[start]
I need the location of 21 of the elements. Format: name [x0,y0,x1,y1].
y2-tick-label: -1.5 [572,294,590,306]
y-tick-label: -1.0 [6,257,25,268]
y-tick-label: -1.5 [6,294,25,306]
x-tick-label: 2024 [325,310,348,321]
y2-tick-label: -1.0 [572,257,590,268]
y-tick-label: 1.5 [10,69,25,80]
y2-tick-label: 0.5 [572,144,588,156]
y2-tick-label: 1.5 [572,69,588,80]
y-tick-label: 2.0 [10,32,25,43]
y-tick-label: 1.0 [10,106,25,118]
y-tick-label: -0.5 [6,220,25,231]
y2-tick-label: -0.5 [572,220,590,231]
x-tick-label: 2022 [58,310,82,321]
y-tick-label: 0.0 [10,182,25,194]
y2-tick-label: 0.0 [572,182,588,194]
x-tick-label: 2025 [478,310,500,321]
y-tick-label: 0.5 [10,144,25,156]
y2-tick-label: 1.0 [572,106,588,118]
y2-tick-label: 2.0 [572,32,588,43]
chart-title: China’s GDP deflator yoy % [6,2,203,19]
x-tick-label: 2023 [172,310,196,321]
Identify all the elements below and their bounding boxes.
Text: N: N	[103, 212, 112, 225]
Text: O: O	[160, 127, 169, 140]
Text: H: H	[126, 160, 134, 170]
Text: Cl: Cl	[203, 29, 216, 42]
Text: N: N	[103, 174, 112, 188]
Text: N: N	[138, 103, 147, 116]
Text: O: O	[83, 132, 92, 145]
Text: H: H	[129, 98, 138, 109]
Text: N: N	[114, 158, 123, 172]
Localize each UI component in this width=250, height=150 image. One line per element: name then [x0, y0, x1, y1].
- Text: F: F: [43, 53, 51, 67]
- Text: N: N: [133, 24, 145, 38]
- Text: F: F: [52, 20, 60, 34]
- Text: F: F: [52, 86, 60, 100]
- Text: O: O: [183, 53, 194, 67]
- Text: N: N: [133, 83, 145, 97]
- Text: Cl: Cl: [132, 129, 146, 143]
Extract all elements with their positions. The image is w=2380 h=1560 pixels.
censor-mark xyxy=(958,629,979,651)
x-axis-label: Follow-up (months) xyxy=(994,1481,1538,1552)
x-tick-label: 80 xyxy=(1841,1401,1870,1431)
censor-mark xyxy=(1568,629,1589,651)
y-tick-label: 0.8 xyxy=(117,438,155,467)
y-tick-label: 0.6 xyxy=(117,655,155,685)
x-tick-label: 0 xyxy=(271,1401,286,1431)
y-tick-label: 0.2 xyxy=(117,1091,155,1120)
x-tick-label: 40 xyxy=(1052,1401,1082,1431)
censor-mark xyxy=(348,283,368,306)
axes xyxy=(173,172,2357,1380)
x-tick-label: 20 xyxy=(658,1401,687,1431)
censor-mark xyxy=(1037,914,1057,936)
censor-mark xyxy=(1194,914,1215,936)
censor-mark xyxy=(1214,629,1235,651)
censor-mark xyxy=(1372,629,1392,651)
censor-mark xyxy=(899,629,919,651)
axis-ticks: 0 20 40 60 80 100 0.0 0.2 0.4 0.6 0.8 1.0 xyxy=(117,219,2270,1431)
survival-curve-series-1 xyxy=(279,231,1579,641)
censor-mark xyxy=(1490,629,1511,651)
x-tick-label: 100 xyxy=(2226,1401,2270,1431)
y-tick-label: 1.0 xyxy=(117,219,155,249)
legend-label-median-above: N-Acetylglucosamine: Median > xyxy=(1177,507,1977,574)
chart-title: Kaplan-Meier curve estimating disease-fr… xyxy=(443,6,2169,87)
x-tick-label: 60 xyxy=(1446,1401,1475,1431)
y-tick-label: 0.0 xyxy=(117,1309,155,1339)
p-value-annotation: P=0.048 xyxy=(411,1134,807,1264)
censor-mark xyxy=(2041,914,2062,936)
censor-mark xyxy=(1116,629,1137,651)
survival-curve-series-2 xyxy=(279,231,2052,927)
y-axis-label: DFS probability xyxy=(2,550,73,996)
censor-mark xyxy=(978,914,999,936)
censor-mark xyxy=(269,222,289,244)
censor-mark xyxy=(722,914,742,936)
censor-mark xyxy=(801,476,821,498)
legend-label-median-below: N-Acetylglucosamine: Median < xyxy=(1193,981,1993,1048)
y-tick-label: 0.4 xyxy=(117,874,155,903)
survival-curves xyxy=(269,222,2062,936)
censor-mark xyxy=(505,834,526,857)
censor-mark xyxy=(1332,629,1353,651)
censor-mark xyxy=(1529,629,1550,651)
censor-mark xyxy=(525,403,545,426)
[end]
* [Goal] Show each line in the data above that contains the string "survival", treating uppercase and lowercase as different.

* [Task result]
survival-curve-series-1 xyxy=(279,231,1579,641)
survival-curve-series-2 xyxy=(279,231,2052,927)
survival-curves xyxy=(269,222,2062,936)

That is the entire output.